[What is expected]
Repeat every line below exactly as it reads.

[Exercise inputs]
________________________________________
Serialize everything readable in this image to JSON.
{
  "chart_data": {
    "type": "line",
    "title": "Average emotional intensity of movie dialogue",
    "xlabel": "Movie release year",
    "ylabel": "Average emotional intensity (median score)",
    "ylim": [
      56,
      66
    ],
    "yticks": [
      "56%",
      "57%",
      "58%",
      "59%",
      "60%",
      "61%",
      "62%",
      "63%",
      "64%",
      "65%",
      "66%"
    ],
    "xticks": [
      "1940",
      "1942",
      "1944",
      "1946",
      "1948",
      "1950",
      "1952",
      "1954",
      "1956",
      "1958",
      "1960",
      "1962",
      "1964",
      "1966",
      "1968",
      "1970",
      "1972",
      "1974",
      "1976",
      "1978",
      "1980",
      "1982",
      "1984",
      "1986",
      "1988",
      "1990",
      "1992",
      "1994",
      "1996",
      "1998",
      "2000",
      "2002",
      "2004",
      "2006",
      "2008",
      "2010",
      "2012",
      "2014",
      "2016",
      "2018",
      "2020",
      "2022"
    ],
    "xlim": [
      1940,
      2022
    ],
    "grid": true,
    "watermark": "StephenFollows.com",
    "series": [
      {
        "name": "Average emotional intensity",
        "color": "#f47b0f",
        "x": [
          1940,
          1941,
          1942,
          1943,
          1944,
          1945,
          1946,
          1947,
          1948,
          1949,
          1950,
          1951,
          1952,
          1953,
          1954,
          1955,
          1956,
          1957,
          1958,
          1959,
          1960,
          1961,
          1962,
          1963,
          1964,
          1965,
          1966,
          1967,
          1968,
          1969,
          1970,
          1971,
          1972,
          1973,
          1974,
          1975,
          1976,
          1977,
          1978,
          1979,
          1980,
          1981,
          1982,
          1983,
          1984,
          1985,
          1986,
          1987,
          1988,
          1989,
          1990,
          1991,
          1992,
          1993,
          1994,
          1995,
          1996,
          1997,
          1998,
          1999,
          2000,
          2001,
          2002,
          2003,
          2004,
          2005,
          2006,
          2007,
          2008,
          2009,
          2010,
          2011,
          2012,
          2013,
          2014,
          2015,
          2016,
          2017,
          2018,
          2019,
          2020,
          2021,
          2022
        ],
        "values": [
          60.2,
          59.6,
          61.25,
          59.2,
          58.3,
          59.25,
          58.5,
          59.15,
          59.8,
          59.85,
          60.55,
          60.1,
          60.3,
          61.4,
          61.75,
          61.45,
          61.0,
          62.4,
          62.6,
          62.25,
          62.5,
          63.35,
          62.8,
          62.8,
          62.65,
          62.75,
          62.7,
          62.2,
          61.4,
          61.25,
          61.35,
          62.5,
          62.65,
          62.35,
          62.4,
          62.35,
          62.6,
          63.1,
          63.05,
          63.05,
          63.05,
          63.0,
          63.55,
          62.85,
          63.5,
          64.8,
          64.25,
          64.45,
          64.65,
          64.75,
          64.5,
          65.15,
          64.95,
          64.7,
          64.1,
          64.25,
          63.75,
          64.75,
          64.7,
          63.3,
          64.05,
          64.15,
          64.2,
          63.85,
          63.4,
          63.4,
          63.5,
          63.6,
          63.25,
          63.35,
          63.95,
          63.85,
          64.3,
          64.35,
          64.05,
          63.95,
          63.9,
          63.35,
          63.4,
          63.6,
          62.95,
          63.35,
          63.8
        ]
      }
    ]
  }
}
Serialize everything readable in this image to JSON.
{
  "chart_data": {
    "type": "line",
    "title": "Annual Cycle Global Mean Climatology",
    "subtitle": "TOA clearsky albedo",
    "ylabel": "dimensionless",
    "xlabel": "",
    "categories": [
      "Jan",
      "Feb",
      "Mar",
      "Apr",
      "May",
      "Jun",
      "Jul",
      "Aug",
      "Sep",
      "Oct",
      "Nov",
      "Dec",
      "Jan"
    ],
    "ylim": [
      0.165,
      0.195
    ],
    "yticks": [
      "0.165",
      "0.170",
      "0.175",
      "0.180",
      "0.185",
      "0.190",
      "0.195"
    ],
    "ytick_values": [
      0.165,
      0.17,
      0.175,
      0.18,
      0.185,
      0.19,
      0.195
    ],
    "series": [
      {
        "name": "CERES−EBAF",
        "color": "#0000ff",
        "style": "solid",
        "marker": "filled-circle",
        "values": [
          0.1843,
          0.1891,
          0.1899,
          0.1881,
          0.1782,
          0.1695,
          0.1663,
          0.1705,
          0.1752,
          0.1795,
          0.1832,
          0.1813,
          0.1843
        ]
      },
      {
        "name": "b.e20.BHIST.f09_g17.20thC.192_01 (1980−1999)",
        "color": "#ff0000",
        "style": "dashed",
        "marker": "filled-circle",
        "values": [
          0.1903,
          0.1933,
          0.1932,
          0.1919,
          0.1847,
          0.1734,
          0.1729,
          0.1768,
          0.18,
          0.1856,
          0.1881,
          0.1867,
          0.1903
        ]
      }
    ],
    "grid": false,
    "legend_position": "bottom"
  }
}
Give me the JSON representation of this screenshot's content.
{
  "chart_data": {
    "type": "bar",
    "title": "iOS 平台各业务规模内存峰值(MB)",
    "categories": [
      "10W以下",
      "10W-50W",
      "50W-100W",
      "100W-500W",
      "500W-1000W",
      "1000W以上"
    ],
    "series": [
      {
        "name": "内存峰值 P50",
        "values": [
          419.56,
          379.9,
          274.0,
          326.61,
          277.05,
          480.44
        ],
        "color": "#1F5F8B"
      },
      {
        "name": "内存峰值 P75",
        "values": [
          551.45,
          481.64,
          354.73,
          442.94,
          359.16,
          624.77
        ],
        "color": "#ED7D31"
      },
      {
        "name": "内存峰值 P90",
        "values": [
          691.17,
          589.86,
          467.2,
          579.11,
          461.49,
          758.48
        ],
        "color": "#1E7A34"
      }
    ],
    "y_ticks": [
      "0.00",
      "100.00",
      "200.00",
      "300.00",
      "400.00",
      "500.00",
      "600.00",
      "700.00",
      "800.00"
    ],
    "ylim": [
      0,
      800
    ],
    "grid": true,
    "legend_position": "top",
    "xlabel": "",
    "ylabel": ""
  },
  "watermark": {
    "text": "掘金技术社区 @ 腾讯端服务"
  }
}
________________________________________
[Expected output]
Serialize everything readable in this image to JSON.
{
  "chart_data": {
    "type": "line",
    "title": "Average emotional intensity of movie dialogue",
    "xlabel": "Movie release year",
    "ylabel": "Average emotional intensity (median score)",
    "ylim": [
      56,
      66
    ],
    "yticks": [
      "56%",
      "57%",
      "58%",
      "59%",
      "60%",
      "61%",
      "62%",
      "63%",
      "64%",
      "65%",
      "66%"
    ],
    "xticks": [
      "1940",
      "1942",
      "1944",
      "1946",
      "1948",
      "1950",
      "1952",
      "1954",
      "1956",
      "1958",
      "1960",
      "1962",
      "1964",
      "1966",
      "1968",
      "1970",
      "1972",
      "1974",
      "1976",
      "1978",
      "1980",
      "1982",
      "1984",
      "1986",
      "1988",
      "1990",
      "1992",
      "1994",
      "1996",
      "1998",
      "2000",
      "2002",
      "2004",
      "2006",
      "2008",
      "2010",
      "2012",
      "2014",
      "2016",
      "2018",
      "2020",
      "2022"
    ],
    "xlim": [
      1940,
      2022
    ],
    "grid": true,
    "watermark": "StephenFollows.com",
    "series": [
      {
        "name": "Average emotional intensity",
        "color": "#f47b0f",
        "x": [
          1940,
          1941,
          1942,
          1943,
          1944,
          1945,
          1946,
          1947,
          1948,
          1949,
          1950,
          1951,
          1952,
          1953,
          1954,
          1955,
          1956,
          1957,
          1958,
          1959,
          1960,
          1961,
          1962,
          1963,
          1964,
          1965,
          1966,
          1967,
          1968,
          1969,
          1970,
          1971,
          1972,
          1973,
          1974,
          1975,
          1976,
          1977,
          1978,
          1979,
          1980,
          1981,
          1982,
          1983,
          1984,
          1985,
          1986,
          1987,
          1988,
          1989,
          1990,
          1991,
          1992,
          1993,
          1994,
          1995,
          1996,
          1997,
          1998,
          1999,
          2000,
          2001,
          2002,
          2003,
          2004,
          2005,
          2006,
          2007,
          2008,
          2009,
          2010,
          2011,
          2012,
          2013,
          2014,
          2015,
          2016,
          2017,
          2018,
          2019,
          2020,
          2021,
          2022
        ],
        "values": [
          60.2,
          59.6,
          61.25,
          59.2,
          58.3,
          59.25,
          58.5,
          59.15,
          59.8,
          59.85,
          60.55,
          60.1,
          60.3,
          61.4,
          61.75,
          61.45,
          61.0,
          62.4,
          62.6,
          62.25,
          62.5,
          63.35,
          62.8,
          62.8,
          62.65,
          62.75,
          62.7,
          62.2,
          61.4,
          61.25,
          61.35,
          62.5,
          62.65,
          62.35,
          62.4,
          62.35,
          62.6,
          63.1,
          63.05,
          63.05,
          63.05,
          63.0,
          63.55,
          62.85,
          63.5,
          64.8,
          64.25,
          64.45,
          64.65,
          64.75,
          64.5,
          65.15,
          64.95,
          64.7,
          64.1,
          64.25,
          63.75,
          64.75,
          64.7,
          63.3,
          64.05,
          64.15,
          64.2,
          63.85,
          63.4,
          63.4,
          63.5,
          63.6,
          63.25,
          63.35,
          63.95,
          63.85,
          64.3,
          64.35,
          64.05,
          63.95,
          63.9,
          63.35,
          63.4,
          63.6,
          62.95,
          63.35,
          63.8
        ]
      }
    ]
  }
}
Serialize everything readable in this image to JSON.
{
  "chart_data": {
    "type": "line",
    "title": "Annual Cycle Global Mean Climatology",
    "subtitle": "TOA clearsky albedo",
    "ylabel": "dimensionless",
    "xlabel": "",
    "categories": [
      "Jan",
      "Feb",
      "Mar",
      "Apr",
      "May",
      "Jun",
      "Jul",
      "Aug",
      "Sep",
      "Oct",
      "Nov",
      "Dec",
      "Jan"
    ],
    "ylim": [
      0.165,
      0.195
    ],
    "yticks": [
      "0.165",
      "0.170",
      "0.175",
      "0.180",
      "0.185",
      "0.190",
      "0.195"
    ],
    "ytick_values": [
      0.165,
      0.17,
      0.175,
      0.18,
      0.185,
      0.19,
      0.195
    ],
    "series": [
      {
        "name": "CERES−EBAF",
        "color": "#0000ff",
        "style": "solid",
        "marker": "filled-circle",
        "values": [
          0.1843,
          0.1891,
          0.1899,
          0.1881,
          0.1782,
          0.1695,
          0.1663,
          0.1705,
          0.1752,
          0.1795,
          0.1832,
          0.1813,
          0.1843
        ]
      },
      {
        "name": "b.e20.BHIST.f09_g17.20thC.192_01 (1980−1999)",
        "color": "#ff0000",
        "style": "dashed",
        "marker": "filled-circle",
        "values": [
          0.1903,
          0.1933,
          0.1932,
          0.1919,
          0.1847,
          0.1734,
          0.1729,
          0.1768,
          0.18,
          0.1856,
          0.1881,
          0.1867,
          0.1903
        ]
      }
    ],
    "grid": false,
    "legend_position": "bottom"
  }
}
Give me the JSON representation of this screenshot's content.
{
  "chart_data": {
    "type": "bar",
    "title": "iOS 平台各业务规模内存峰值(MB)",
    "categories": [
      "10W以下",
      "10W-50W",
      "50W-100W",
      "100W-500W",
      "500W-1000W",
      "1000W以上"
    ],
    "series": [
      {
        "name": "内存峰值 P50",
        "values": [
          419.56,
          379.9,
          274.0,
          326.61,
          277.05,
          480.44
        ],
        "color": "#1F5F8B"
      },
      {
        "name": "内存峰值 P75",
        "values": [
          551.45,
          481.64,
          354.73,
          442.94,
          359.16,
          624.77
        ],
        "color": "#ED7D31"
      },
      {
        "name": "内存峰值 P90",
        "values": [
          691.17,
          589.86,
          467.2,
          579.11,
          461.49,
          758.48
        ],
        "color": "#1E7A34"
      }
    ],
    "y_ticks": [
      "0.00",
      "100.00",
      "200.00",
      "300.00",
      "400.00",
      "500.00",
      "600.00",
      "700.00",
      "800.00"
    ],
    "ylim": [
      0,
      800
    ],
    "grid": true,
    "legend_position": "top",
    "xlabel": "",
    "ylabel": ""
  },
  "watermark": {
    "text": "掘金技术社区 @ 腾讯端服务"
  }
}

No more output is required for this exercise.